__MATERIAL__:
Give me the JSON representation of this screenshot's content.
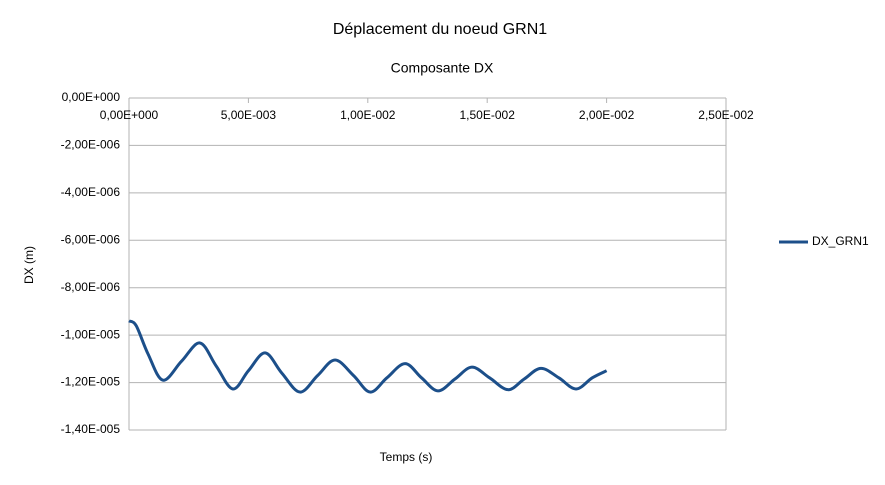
{
  "chart_data": {
    "type": "line",
    "title": "Déplacement du noeud GRN1",
    "subtitle": "Composante DX",
    "xlabel": "Temps (s)",
    "ylabel": "DX (m)",
    "x": [
      0,
      0.0003,
      0.0008,
      0.00142,
      0.0022,
      0.00297,
      0.00365,
      0.00435,
      0.005,
      0.0057,
      0.0064,
      0.00716,
      0.0079,
      0.00863,
      0.0094,
      0.0101,
      0.0108,
      0.01156,
      0.01225,
      0.01294,
      0.01365,
      0.01436,
      0.0151,
      0.01587,
      0.01655,
      0.01725,
      0.018,
      0.01872,
      0.0194,
      0.02
    ],
    "series": [
      {
        "name": "DX_GRN1",
        "color": "#1c4f8a",
        "values": [
          -9.4e-06,
          -9.6e-06,
          -1.08e-05,
          -1.19e-05,
          -1.11e-05,
          -1.033e-05,
          -1.13e-05,
          -1.227e-05,
          -1.15e-05,
          -1.075e-05,
          -1.16e-05,
          -1.24e-05,
          -1.17e-05,
          -1.105e-05,
          -1.17e-05,
          -1.24e-05,
          -1.18e-05,
          -1.12e-05,
          -1.18e-05,
          -1.235e-05,
          -1.185e-05,
          -1.135e-05,
          -1.18e-05,
          -1.23e-05,
          -1.185e-05,
          -1.14e-05,
          -1.18e-05,
          -1.227e-05,
          -1.18e-05,
          -1.15e-05
        ]
      }
    ],
    "xlim": [
      0,
      0.025
    ],
    "xticks": [
      {
        "value": 0,
        "label": "0,00E+000"
      },
      {
        "value": 0.005,
        "label": "5,00E-003"
      },
      {
        "value": 0.01,
        "label": "1,00E-002"
      },
      {
        "value": 0.015,
        "label": "1,50E-002"
      },
      {
        "value": 0.02,
        "label": "2,00E-002"
      },
      {
        "value": 0.025,
        "label": "2,50E-002"
      }
    ],
    "ylim": [
      -1.4e-05,
      0
    ],
    "yticks": [
      {
        "value": 0,
        "label": "0,00E+000"
      },
      {
        "value": -2e-06,
        "label": "-2,00E-006"
      },
      {
        "value": -4e-06,
        "label": "-4,00E-006"
      },
      {
        "value": -6e-06,
        "label": "-6,00E-006"
      },
      {
        "value": -8e-06,
        "label": "-8,00E-006"
      },
      {
        "value": -1e-05,
        "label": "-1,00E-005"
      },
      {
        "value": -1.2e-05,
        "label": "-1,20E-005"
      },
      {
        "value": -1.4e-05,
        "label": "-1,40E-005"
      }
    ],
    "grid": true,
    "legend": "right"
  }
}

__TASK REQUIREMENTS__:
Repeat the material above verbatim, with no pictures in the output.

__ANSWER TO THIS PROBLEM__:
Give me the JSON representation of this screenshot's content.
{
  "chart_data": {
    "type": "line",
    "title": "Déplacement du noeud GRN1",
    "subtitle": "Composante DX",
    "xlabel": "Temps (s)",
    "ylabel": "DX (m)",
    "x": [
      0,
      0.0003,
      0.0008,
      0.00142,
      0.0022,
      0.00297,
      0.00365,
      0.00435,
      0.005,
      0.0057,
      0.0064,
      0.00716,
      0.0079,
      0.00863,
      0.0094,
      0.0101,
      0.0108,
      0.01156,
      0.01225,
      0.01294,
      0.01365,
      0.01436,
      0.0151,
      0.01587,
      0.01655,
      0.01725,
      0.018,
      0.01872,
      0.0194,
      0.02
    ],
    "series": [
      {
        "name": "DX_GRN1",
        "color": "#1c4f8a",
        "values": [
          -9.4e-06,
          -9.6e-06,
          -1.08e-05,
          -1.19e-05,
          -1.11e-05,
          -1.033e-05,
          -1.13e-05,
          -1.227e-05,
          -1.15e-05,
          -1.075e-05,
          -1.16e-05,
          -1.24e-05,
          -1.17e-05,
          -1.105e-05,
          -1.17e-05,
          -1.24e-05,
          -1.18e-05,
          -1.12e-05,
          -1.18e-05,
          -1.235e-05,
          -1.185e-05,
          -1.135e-05,
          -1.18e-05,
          -1.23e-05,
          -1.185e-05,
          -1.14e-05,
          -1.18e-05,
          -1.227e-05,
          -1.18e-05,
          -1.15e-05
        ]
      }
    ],
    "xlim": [
      0,
      0.025
    ],
    "xticks": [
      {
        "value": 0,
        "label": "0,00E+000"
      },
      {
        "value": 0.005,
        "label": "5,00E-003"
      },
      {
        "value": 0.01,
        "label": "1,00E-002"
      },
      {
        "value": 0.015,
        "label": "1,50E-002"
      },
      {
        "value": 0.02,
        "label": "2,00E-002"
      },
      {
        "value": 0.025,
        "label": "2,50E-002"
      }
    ],
    "ylim": [
      -1.4e-05,
      0
    ],
    "yticks": [
      {
        "value": 0,
        "label": "0,00E+000"
      },
      {
        "value": -2e-06,
        "label": "-2,00E-006"
      },
      {
        "value": -4e-06,
        "label": "-4,00E-006"
      },
      {
        "value": -6e-06,
        "label": "-6,00E-006"
      },
      {
        "value": -8e-06,
        "label": "-8,00E-006"
      },
      {
        "value": -1e-05,
        "label": "-1,00E-005"
      },
      {
        "value": -1.2e-05,
        "label": "-1,20E-005"
      },
      {
        "value": -1.4e-05,
        "label": "-1,40E-005"
      }
    ],
    "grid": true,
    "legend": "right"
  }
}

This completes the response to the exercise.